**WRITTEN EXERCISE**
From the listing below, extract every line containing "общие".

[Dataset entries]
* Begin *
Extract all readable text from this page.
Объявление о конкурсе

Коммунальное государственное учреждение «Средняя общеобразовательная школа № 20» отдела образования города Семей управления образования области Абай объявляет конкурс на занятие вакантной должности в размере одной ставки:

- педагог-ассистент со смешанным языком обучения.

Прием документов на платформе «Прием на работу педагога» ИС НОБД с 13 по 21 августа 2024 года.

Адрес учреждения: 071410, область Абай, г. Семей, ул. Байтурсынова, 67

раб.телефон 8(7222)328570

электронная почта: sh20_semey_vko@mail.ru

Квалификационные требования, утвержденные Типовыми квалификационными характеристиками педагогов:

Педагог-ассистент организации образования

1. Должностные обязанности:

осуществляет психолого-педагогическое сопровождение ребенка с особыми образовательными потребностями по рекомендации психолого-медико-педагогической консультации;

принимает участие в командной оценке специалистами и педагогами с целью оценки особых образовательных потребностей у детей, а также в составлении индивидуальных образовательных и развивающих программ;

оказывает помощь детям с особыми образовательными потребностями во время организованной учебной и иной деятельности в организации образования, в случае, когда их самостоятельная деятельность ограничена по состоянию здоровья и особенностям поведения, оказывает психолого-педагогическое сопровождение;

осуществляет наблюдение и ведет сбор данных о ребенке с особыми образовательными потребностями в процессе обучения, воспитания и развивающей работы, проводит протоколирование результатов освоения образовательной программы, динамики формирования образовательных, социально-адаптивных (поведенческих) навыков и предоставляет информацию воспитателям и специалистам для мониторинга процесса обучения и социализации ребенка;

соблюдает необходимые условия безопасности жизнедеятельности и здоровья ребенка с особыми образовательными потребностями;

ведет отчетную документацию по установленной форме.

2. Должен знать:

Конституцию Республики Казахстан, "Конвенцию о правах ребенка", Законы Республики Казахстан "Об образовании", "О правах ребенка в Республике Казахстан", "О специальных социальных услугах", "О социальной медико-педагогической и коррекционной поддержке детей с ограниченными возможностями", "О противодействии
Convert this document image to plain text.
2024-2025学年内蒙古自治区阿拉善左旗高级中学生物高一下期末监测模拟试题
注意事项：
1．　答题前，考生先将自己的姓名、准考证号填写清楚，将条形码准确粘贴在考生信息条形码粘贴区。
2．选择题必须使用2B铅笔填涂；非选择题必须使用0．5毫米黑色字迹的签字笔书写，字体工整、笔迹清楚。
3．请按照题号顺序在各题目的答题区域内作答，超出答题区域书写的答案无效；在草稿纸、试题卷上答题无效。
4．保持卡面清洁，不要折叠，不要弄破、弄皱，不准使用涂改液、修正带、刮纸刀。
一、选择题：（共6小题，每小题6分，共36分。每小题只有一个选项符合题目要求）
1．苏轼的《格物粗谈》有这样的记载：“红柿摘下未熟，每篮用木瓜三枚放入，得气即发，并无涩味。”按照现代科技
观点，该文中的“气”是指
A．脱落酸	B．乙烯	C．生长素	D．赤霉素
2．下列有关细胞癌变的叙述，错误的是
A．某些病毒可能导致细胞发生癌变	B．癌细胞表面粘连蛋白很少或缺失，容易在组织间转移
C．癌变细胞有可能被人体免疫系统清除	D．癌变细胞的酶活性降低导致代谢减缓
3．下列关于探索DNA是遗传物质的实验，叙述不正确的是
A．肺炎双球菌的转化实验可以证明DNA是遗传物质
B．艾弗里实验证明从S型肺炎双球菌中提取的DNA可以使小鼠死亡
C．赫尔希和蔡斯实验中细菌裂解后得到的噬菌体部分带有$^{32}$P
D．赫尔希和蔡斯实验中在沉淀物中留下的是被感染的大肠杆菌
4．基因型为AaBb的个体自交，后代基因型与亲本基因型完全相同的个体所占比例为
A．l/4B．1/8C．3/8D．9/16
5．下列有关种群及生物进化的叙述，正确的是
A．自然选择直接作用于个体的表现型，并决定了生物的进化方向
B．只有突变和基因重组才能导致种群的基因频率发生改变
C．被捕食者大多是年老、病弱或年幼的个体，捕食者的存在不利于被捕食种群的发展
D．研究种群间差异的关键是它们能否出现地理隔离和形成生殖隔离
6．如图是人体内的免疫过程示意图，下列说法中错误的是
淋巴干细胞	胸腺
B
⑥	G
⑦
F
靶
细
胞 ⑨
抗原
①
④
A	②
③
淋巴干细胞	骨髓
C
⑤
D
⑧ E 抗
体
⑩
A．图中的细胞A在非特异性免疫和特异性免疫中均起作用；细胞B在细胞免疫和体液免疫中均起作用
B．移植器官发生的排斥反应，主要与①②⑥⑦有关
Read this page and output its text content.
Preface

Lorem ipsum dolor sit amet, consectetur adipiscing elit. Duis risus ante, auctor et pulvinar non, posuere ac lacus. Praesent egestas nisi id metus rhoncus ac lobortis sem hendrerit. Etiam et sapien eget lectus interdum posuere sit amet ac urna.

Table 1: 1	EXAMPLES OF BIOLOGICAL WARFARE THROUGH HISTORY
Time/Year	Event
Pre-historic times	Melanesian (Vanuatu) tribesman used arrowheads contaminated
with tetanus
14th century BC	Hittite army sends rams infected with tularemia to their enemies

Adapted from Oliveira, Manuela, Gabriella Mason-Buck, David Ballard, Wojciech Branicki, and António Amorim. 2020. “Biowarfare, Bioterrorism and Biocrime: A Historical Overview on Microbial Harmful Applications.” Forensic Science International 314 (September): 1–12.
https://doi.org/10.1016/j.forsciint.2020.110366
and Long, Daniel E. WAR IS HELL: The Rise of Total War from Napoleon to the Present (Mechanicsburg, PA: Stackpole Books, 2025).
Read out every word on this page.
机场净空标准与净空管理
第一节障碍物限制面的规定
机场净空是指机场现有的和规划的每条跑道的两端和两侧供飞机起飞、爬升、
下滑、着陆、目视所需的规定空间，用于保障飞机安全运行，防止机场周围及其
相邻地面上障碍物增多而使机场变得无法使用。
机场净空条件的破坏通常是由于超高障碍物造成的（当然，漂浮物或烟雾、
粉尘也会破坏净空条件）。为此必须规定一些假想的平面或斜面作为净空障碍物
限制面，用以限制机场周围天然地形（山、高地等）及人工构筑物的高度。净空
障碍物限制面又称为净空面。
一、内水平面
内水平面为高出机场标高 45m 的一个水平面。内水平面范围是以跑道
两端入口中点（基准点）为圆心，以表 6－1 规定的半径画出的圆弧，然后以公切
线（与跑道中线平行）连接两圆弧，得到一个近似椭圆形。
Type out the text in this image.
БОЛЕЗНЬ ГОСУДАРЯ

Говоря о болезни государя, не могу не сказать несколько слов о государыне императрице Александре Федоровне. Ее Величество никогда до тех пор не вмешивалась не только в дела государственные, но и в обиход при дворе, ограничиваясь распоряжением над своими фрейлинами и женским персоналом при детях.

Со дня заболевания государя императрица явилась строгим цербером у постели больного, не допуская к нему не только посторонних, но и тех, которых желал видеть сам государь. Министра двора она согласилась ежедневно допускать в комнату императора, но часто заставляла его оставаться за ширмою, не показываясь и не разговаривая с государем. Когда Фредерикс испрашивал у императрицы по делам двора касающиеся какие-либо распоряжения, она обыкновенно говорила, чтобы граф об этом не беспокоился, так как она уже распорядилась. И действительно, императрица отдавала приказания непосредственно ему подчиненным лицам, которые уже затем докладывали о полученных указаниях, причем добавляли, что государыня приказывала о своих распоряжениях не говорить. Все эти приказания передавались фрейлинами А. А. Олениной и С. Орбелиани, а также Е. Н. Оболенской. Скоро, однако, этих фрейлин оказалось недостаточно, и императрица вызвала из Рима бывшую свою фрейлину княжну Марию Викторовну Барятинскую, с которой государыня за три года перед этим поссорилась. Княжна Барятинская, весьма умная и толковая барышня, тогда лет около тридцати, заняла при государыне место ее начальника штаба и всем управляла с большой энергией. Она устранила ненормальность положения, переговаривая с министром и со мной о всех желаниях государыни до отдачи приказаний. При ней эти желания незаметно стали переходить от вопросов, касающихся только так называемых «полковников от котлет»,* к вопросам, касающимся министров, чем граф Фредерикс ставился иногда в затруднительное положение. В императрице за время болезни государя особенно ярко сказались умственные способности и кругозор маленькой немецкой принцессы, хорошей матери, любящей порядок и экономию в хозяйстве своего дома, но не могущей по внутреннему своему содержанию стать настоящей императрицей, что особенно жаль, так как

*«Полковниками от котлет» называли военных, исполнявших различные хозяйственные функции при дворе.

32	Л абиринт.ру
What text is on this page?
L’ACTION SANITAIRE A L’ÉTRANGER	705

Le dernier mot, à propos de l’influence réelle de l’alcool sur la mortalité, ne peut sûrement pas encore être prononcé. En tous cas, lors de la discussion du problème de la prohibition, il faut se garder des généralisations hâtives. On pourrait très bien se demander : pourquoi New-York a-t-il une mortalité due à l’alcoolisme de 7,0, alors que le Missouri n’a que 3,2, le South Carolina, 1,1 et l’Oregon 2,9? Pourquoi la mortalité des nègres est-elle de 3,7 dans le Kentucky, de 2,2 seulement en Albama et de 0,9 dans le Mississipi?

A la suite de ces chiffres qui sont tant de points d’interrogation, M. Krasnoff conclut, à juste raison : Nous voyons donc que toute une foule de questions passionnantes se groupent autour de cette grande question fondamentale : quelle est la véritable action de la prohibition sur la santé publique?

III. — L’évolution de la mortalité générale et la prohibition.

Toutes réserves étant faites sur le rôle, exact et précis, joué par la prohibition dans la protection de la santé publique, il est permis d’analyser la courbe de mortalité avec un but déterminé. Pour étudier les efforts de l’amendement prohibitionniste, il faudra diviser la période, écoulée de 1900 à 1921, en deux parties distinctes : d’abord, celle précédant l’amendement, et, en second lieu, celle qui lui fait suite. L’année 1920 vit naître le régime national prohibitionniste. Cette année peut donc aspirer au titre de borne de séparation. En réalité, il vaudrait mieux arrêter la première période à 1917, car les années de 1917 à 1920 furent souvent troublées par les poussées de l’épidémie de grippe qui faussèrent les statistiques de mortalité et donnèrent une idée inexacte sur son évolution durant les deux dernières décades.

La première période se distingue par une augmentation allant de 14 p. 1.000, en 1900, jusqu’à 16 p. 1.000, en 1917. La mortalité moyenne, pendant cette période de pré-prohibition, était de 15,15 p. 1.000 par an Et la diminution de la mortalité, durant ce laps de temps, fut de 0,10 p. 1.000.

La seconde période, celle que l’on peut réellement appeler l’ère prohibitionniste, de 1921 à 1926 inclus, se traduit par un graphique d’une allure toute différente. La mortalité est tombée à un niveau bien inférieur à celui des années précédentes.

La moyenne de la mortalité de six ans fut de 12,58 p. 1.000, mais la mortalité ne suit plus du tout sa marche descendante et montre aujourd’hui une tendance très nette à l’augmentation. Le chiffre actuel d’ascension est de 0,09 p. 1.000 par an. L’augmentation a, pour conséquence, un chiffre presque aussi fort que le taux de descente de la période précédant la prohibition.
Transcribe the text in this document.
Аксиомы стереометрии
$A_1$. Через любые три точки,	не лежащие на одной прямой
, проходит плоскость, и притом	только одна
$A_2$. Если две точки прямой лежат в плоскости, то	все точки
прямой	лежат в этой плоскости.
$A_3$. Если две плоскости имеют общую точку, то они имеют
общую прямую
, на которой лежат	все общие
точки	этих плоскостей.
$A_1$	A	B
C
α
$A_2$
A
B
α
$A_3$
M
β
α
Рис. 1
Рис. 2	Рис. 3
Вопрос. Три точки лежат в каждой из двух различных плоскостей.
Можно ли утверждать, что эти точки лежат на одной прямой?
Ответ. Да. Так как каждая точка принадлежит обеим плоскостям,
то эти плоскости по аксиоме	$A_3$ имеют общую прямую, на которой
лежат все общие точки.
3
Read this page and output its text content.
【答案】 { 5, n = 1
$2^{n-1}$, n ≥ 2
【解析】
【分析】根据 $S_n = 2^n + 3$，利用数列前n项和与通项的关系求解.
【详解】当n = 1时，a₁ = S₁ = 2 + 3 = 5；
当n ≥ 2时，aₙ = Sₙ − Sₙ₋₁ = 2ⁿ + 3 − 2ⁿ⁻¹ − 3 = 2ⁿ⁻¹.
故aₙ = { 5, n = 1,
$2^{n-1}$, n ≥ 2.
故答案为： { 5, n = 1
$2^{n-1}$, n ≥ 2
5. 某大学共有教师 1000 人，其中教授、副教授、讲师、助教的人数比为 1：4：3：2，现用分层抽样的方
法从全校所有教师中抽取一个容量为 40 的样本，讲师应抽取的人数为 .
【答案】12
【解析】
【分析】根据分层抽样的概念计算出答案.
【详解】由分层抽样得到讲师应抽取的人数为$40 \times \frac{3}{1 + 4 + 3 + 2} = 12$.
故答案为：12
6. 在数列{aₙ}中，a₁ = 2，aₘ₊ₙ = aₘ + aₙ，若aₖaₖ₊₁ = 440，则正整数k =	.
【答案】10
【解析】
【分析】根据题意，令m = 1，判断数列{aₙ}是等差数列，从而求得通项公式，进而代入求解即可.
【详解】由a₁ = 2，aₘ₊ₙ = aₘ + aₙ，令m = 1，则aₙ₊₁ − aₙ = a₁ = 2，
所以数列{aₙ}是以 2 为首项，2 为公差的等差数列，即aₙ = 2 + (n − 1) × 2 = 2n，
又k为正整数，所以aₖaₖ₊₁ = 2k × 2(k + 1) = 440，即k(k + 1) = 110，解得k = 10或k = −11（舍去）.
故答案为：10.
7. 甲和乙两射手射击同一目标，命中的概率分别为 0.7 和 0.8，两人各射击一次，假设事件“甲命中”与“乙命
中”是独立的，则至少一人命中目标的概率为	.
* End *
**SOLUTION TO THIS EXERCISE**
, на которой лежат	все общие
лежат все общие точки.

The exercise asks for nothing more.